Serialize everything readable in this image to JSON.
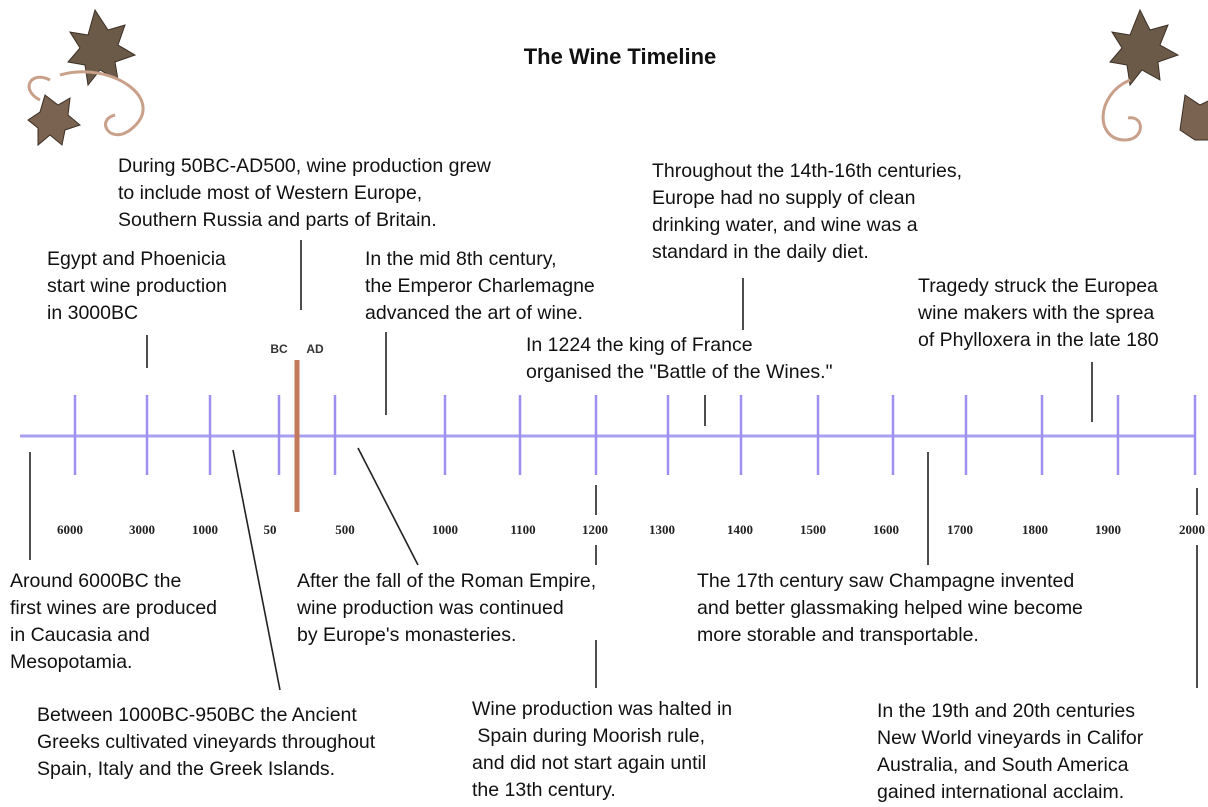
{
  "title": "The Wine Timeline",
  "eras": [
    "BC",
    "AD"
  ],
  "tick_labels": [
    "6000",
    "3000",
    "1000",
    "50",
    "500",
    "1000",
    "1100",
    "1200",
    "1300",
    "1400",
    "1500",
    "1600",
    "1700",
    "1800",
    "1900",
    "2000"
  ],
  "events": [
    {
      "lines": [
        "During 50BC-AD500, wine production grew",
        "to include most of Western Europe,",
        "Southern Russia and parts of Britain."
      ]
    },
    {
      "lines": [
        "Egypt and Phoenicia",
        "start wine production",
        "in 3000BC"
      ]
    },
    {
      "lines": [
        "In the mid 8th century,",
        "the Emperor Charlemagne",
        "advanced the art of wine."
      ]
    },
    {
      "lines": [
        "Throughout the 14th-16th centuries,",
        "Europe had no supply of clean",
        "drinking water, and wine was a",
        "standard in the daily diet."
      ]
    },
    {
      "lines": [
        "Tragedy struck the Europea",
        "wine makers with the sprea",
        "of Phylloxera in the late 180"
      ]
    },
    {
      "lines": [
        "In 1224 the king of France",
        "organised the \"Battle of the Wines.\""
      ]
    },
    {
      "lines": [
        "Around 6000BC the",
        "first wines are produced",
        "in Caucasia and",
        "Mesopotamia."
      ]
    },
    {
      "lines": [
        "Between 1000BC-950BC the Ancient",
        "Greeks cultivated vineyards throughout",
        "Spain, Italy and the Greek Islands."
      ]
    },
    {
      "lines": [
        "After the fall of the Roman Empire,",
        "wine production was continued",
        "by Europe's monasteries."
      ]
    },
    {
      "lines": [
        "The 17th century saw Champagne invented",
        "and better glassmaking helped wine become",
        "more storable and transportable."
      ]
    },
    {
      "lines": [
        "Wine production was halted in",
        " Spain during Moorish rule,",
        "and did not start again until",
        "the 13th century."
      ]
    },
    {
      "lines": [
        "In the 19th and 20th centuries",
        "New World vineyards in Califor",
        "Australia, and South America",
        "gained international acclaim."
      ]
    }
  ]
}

..........

=== WHAT YOU WILL DO ===
Pictures don't belong in the copy. Transcribe every record exactly as it appears.

=== RESPONSE TO THE TASK ===
Serialize everything readable in this image to JSON.
{
  "title": "The Wine Timeline",
  "eras": [
    "BC",
    "AD"
  ],
  "tick_labels": [
    "6000",
    "3000",
    "1000",
    "50",
    "500",
    "1000",
    "1100",
    "1200",
    "1300",
    "1400",
    "1500",
    "1600",
    "1700",
    "1800",
    "1900",
    "2000"
  ],
  "events": [
    {
      "lines": [
        "During 50BC-AD500, wine production grew",
        "to include most of Western Europe,",
        "Southern Russia and parts of Britain."
      ]
    },
    {
      "lines": [
        "Egypt and Phoenicia",
        "start wine production",
        "in 3000BC"
      ]
    },
    {
      "lines": [
        "In the mid 8th century,",
        "the Emperor Charlemagne",
        "advanced the art of wine."
      ]
    },
    {
      "lines": [
        "Throughout the 14th-16th centuries,",
        "Europe had no supply of clean",
        "drinking water, and wine was a",
        "standard in the daily diet."
      ]
    },
    {
      "lines": [
        "Tragedy struck the Europea",
        "wine makers with the sprea",
        "of Phylloxera in the late 180"
      ]
    },
    {
      "lines": [
        "In 1224 the king of France",
        "organised the \"Battle of the Wines.\""
      ]
    },
    {
      "lines": [
        "Around 6000BC the",
        "first wines are produced",
        "in Caucasia and",
        "Mesopotamia."
      ]
    },
    {
      "lines": [
        "Between 1000BC-950BC the Ancient",
        "Greeks cultivated vineyards throughout",
        "Spain, Italy and the Greek Islands."
      ]
    },
    {
      "lines": [
        "After the fall of the Roman Empire,",
        "wine production was continued",
        "by Europe's monasteries."
      ]
    },
    {
      "lines": [
        "The 17th century saw Champagne invented",
        "and better glassmaking helped wine become",
        "more storable and transportable."
      ]
    },
    {
      "lines": [
        "Wine production was halted in",
        " Spain during Moorish rule,",
        "and did not start again until",
        "the 13th century."
      ]
    },
    {
      "lines": [
        "In the 19th and 20th centuries",
        "New World vineyards in Califor",
        "Australia, and South America",
        "gained international acclaim."
      ]
    }
  ]
}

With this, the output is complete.